>> Begin Listing

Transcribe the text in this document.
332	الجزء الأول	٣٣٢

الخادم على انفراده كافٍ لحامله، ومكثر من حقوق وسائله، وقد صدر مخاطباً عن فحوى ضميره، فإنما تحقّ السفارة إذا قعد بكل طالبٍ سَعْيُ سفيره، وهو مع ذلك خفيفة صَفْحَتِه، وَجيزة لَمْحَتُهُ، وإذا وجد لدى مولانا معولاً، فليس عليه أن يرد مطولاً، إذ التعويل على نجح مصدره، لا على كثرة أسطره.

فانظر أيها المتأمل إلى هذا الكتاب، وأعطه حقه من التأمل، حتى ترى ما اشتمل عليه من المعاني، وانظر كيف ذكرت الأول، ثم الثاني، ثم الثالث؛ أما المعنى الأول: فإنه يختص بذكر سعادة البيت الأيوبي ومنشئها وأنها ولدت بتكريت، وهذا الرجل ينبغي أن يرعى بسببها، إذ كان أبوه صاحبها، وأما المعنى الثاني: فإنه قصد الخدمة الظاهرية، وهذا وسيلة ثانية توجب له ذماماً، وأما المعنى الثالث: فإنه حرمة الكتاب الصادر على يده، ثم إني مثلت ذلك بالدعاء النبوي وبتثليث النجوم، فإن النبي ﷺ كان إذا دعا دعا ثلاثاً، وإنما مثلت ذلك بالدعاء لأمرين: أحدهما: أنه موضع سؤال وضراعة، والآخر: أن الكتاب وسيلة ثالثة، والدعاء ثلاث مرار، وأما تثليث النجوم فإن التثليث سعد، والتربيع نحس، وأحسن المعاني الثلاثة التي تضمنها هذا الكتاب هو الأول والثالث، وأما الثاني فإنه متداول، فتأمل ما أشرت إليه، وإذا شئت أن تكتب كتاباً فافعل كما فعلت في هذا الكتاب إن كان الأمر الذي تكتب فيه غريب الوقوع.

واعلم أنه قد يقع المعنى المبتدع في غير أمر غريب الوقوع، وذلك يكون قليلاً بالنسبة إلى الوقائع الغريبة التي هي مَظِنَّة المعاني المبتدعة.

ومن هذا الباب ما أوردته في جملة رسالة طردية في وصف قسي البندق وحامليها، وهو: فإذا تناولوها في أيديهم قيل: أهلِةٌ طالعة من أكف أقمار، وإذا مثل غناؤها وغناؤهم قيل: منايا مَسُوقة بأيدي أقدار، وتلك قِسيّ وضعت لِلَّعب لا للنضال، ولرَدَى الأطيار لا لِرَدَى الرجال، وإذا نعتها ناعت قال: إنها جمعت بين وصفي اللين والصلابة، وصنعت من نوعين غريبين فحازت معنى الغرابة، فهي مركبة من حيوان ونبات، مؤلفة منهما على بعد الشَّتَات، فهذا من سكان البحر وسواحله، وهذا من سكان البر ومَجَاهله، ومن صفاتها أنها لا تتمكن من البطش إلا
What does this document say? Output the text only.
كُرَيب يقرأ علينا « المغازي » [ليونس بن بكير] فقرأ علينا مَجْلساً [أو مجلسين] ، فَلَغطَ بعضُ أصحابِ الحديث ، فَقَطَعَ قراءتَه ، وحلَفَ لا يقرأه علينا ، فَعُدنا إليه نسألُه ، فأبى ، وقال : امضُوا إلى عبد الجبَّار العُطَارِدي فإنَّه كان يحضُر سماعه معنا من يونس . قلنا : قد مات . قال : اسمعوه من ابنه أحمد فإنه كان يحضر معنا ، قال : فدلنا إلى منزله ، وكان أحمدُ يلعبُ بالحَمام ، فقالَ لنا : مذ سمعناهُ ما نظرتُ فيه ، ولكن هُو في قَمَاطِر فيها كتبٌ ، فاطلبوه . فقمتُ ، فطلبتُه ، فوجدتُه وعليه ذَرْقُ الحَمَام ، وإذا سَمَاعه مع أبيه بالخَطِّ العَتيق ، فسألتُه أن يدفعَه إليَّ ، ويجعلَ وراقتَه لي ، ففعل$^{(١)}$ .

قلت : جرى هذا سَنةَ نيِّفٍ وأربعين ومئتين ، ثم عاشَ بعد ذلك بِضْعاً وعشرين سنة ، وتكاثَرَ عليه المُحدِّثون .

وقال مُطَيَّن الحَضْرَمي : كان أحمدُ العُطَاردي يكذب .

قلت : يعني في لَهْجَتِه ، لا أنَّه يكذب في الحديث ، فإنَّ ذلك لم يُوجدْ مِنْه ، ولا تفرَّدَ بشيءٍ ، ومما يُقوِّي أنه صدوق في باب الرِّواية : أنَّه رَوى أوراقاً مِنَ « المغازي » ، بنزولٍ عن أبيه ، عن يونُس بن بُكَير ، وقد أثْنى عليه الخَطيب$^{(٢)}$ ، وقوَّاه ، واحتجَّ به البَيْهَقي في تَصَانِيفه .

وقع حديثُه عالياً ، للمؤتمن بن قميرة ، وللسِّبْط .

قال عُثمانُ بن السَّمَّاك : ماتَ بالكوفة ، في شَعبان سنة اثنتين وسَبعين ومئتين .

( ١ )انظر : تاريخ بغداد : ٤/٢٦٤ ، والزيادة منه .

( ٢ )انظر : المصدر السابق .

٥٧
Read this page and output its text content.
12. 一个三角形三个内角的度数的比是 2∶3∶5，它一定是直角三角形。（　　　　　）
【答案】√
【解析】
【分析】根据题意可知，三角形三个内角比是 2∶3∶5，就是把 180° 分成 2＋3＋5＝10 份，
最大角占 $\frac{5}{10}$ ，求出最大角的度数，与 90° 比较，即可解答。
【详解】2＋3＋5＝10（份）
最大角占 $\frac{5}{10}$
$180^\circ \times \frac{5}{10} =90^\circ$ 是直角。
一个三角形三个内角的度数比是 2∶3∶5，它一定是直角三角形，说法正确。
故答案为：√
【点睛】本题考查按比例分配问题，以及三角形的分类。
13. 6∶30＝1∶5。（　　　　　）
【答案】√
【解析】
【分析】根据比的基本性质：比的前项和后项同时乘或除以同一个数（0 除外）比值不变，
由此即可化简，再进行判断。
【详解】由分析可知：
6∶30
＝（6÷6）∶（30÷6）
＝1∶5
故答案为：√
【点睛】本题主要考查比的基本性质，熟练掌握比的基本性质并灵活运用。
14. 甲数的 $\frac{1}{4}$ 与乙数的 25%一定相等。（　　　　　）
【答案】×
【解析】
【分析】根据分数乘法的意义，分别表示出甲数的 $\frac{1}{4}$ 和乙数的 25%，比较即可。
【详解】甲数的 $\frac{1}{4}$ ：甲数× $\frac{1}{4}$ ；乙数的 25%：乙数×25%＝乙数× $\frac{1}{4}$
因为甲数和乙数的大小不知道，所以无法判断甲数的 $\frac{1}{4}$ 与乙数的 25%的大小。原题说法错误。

>> End Listing

**Task statement:** Output all of the data again, exactly.

**Solution for this exercise:**
Transcribe the text in this document.
332	الجزء الأول	٣٣٢

الخادم على انفراده كافٍ لحامله، ومكثر من حقوق وسائله، وقد صدر مخاطباً عن فحوى ضميره، فإنما تحقّ السفارة إذا قعد بكل طالبٍ سَعْيُ سفيره، وهو مع ذلك خفيفة صَفْحَتِه، وَجيزة لَمْحَتُهُ، وإذا وجد لدى مولانا معولاً، فليس عليه أن يرد مطولاً، إذ التعويل على نجح مصدره، لا على كثرة أسطره.

فانظر أيها المتأمل إلى هذا الكتاب، وأعطه حقه من التأمل، حتى ترى ما اشتمل عليه من المعاني، وانظر كيف ذكرت الأول، ثم الثاني، ثم الثالث؛ أما المعنى الأول: فإنه يختص بذكر سعادة البيت الأيوبي ومنشئها وأنها ولدت بتكريت، وهذا الرجل ينبغي أن يرعى بسببها، إذ كان أبوه صاحبها، وأما المعنى الثاني: فإنه قصد الخدمة الظاهرية، وهذا وسيلة ثانية توجب له ذماماً، وأما المعنى الثالث: فإنه حرمة الكتاب الصادر على يده، ثم إني مثلت ذلك بالدعاء النبوي وبتثليث النجوم، فإن النبي ﷺ كان إذا دعا دعا ثلاثاً، وإنما مثلت ذلك بالدعاء لأمرين: أحدهما: أنه موضع سؤال وضراعة، والآخر: أن الكتاب وسيلة ثالثة، والدعاء ثلاث مرار، وأما تثليث النجوم فإن التثليث سعد، والتربيع نحس، وأحسن المعاني الثلاثة التي تضمنها هذا الكتاب هو الأول والثالث، وأما الثاني فإنه متداول، فتأمل ما أشرت إليه، وإذا شئت أن تكتب كتاباً فافعل كما فعلت في هذا الكتاب إن كان الأمر الذي تكتب فيه غريب الوقوع.

واعلم أنه قد يقع المعنى المبتدع في غير أمر غريب الوقوع، وذلك يكون قليلاً بالنسبة إلى الوقائع الغريبة التي هي مَظِنَّة المعاني المبتدعة.

ومن هذا الباب ما أوردته في جملة رسالة طردية في وصف قسي البندق وحامليها، وهو: فإذا تناولوها في أيديهم قيل: أهلِةٌ طالعة من أكف أقمار، وإذا مثل غناؤها وغناؤهم قيل: منايا مَسُوقة بأيدي أقدار، وتلك قِسيّ وضعت لِلَّعب لا للنضال، ولرَدَى الأطيار لا لِرَدَى الرجال، وإذا نعتها ناعت قال: إنها جمعت بين وصفي اللين والصلابة، وصنعت من نوعين غريبين فحازت معنى الغرابة، فهي مركبة من حيوان ونبات، مؤلفة منهما على بعد الشَّتَات، فهذا من سكان البحر وسواحله، وهذا من سكان البر ومَجَاهله، ومن صفاتها أنها لا تتمكن من البطش إلا
What does this document say? Output the text only.
كُرَيب يقرأ علينا « المغازي » [ليونس بن بكير] فقرأ علينا مَجْلساً [أو مجلسين] ، فَلَغطَ بعضُ أصحابِ الحديث ، فَقَطَعَ قراءتَه ، وحلَفَ لا يقرأه علينا ، فَعُدنا إليه نسألُه ، فأبى ، وقال : امضُوا إلى عبد الجبَّار العُطَارِدي فإنَّه كان يحضُر سماعه معنا من يونس . قلنا : قد مات . قال : اسمعوه من ابنه أحمد فإنه كان يحضر معنا ، قال : فدلنا إلى منزله ، وكان أحمدُ يلعبُ بالحَمام ، فقالَ لنا : مذ سمعناهُ ما نظرتُ فيه ، ولكن هُو في قَمَاطِر فيها كتبٌ ، فاطلبوه . فقمتُ ، فطلبتُه ، فوجدتُه وعليه ذَرْقُ الحَمَام ، وإذا سَمَاعه مع أبيه بالخَطِّ العَتيق ، فسألتُه أن يدفعَه إليَّ ، ويجعلَ وراقتَه لي ، ففعل$^{(١)}$ .

قلت : جرى هذا سَنةَ نيِّفٍ وأربعين ومئتين ، ثم عاشَ بعد ذلك بِضْعاً وعشرين سنة ، وتكاثَرَ عليه المُحدِّثون .

وقال مُطَيَّن الحَضْرَمي : كان أحمدُ العُطَاردي يكذب .

قلت : يعني في لَهْجَتِه ، لا أنَّه يكذب في الحديث ، فإنَّ ذلك لم يُوجدْ مِنْه ، ولا تفرَّدَ بشيءٍ ، ومما يُقوِّي أنه صدوق في باب الرِّواية : أنَّه رَوى أوراقاً مِنَ « المغازي » ، بنزولٍ عن أبيه ، عن يونُس بن بُكَير ، وقد أثْنى عليه الخَطيب$^{(٢)}$ ، وقوَّاه ، واحتجَّ به البَيْهَقي في تَصَانِيفه .

وقع حديثُه عالياً ، للمؤتمن بن قميرة ، وللسِّبْط .

قال عُثمانُ بن السَّمَّاك : ماتَ بالكوفة ، في شَعبان سنة اثنتين وسَبعين ومئتين .

( ١ )انظر : تاريخ بغداد : ٤/٢٦٤ ، والزيادة منه .

( ٢ )انظر : المصدر السابق .

٥٧
Read this page and output its text content.
12. 一个三角形三个内角的度数的比是 2∶3∶5，它一定是直角三角形。（　　　　　）
【答案】√
【解析】
【分析】根据题意可知，三角形三个内角比是 2∶3∶5，就是把 180° 分成 2＋3＋5＝10 份，
最大角占 $\frac{5}{10}$ ，求出最大角的度数，与 90° 比较，即可解答。
【详解】2＋3＋5＝10（份）
最大角占 $\frac{5}{10}$
$180^\circ \times \frac{5}{10} =90^\circ$ 是直角。
一个三角形三个内角的度数比是 2∶3∶5，它一定是直角三角形，说法正确。
故答案为：√
【点睛】本题考查按比例分配问题，以及三角形的分类。
13. 6∶30＝1∶5。（　　　　　）
【答案】√
【解析】
【分析】根据比的基本性质：比的前项和后项同时乘或除以同一个数（0 除外）比值不变，
由此即可化简，再进行判断。
【详解】由分析可知：
6∶30
＝（6÷6）∶（30÷6）
＝1∶5
故答案为：√
【点睛】本题主要考查比的基本性质，熟练掌握比的基本性质并灵活运用。
14. 甲数的 $\frac{1}{4}$ 与乙数的 25%一定相等。（　　　　　）
【答案】×
【解析】
【分析】根据分数乘法的意义，分别表示出甲数的 $\frac{1}{4}$ 和乙数的 25%，比较即可。
【详解】甲数的 $\frac{1}{4}$ ：甲数× $\frac{1}{4}$ ；乙数的 25%：乙数×25%＝乙数× $\frac{1}{4}$
因为甲数和乙数的大小不知道，所以无法判断甲数的 $\frac{1}{4}$ 与乙数的 25%的大小。原题说法错误。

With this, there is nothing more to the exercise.